* [Exercise objective]: Every line that holds "SUBSCRIBE" should be shown.

* [Rows]:
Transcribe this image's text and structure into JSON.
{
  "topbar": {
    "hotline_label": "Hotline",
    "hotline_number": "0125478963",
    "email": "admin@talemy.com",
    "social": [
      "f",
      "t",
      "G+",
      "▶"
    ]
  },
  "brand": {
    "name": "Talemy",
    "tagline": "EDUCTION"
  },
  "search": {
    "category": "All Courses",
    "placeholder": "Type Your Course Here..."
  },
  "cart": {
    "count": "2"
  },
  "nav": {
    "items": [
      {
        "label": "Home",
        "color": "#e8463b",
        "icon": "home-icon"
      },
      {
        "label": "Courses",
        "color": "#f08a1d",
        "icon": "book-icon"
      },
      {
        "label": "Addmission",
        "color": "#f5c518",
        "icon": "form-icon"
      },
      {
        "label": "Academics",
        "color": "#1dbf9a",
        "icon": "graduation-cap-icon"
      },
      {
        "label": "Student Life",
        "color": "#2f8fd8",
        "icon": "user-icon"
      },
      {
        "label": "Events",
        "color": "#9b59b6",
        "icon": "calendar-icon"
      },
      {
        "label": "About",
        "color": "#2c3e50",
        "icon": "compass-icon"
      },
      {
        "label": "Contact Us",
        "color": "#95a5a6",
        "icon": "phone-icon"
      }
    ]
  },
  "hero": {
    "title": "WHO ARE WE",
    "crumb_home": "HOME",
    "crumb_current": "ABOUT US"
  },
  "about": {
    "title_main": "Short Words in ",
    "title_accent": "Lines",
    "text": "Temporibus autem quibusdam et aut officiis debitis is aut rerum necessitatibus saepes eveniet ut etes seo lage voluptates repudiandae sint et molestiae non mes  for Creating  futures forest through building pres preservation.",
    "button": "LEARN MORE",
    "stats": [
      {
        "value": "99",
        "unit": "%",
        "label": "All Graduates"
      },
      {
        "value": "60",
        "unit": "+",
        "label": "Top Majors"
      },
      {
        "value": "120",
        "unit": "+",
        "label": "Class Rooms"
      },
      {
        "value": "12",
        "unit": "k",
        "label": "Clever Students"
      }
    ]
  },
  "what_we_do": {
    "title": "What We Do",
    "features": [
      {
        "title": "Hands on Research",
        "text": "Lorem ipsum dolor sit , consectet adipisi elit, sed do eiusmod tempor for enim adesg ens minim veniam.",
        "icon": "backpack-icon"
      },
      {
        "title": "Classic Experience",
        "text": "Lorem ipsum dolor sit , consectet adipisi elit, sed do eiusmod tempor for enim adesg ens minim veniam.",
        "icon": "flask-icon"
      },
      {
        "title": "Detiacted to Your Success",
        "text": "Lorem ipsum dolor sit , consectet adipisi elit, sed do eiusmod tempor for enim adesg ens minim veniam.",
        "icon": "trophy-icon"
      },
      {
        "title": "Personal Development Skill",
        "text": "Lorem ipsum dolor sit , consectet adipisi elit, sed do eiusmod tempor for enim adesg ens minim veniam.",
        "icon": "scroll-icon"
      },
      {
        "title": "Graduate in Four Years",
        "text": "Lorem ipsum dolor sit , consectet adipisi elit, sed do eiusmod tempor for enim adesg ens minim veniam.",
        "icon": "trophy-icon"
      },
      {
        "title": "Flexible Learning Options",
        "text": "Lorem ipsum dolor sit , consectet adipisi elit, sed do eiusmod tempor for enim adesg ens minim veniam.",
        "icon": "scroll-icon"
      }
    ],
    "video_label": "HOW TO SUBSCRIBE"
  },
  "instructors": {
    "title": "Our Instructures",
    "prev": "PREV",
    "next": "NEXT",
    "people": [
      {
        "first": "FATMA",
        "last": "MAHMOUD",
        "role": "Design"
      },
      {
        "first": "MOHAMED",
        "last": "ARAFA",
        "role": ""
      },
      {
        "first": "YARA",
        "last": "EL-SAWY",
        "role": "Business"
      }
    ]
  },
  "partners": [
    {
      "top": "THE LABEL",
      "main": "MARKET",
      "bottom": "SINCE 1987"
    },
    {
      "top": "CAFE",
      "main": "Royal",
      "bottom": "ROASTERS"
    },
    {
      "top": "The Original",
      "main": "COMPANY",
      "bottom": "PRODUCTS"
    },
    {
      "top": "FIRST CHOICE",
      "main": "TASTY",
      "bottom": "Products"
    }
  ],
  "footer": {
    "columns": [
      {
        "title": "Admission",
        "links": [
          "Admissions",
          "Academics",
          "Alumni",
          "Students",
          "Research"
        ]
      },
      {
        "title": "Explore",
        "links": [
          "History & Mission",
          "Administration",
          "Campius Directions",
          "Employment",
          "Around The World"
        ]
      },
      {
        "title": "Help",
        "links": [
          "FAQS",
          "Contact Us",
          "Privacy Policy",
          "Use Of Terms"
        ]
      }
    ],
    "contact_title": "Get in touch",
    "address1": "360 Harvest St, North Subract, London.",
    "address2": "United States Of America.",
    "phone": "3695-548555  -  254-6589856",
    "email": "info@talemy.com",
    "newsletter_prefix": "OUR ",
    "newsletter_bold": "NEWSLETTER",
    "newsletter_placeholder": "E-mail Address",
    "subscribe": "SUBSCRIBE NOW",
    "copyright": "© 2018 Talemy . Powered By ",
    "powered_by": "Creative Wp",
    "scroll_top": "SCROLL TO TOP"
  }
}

* [Exercise solution]:
    "video_label": "HOW TO SUBSCRIBE"
    "subscribe": "SUBSCRIBE NOW",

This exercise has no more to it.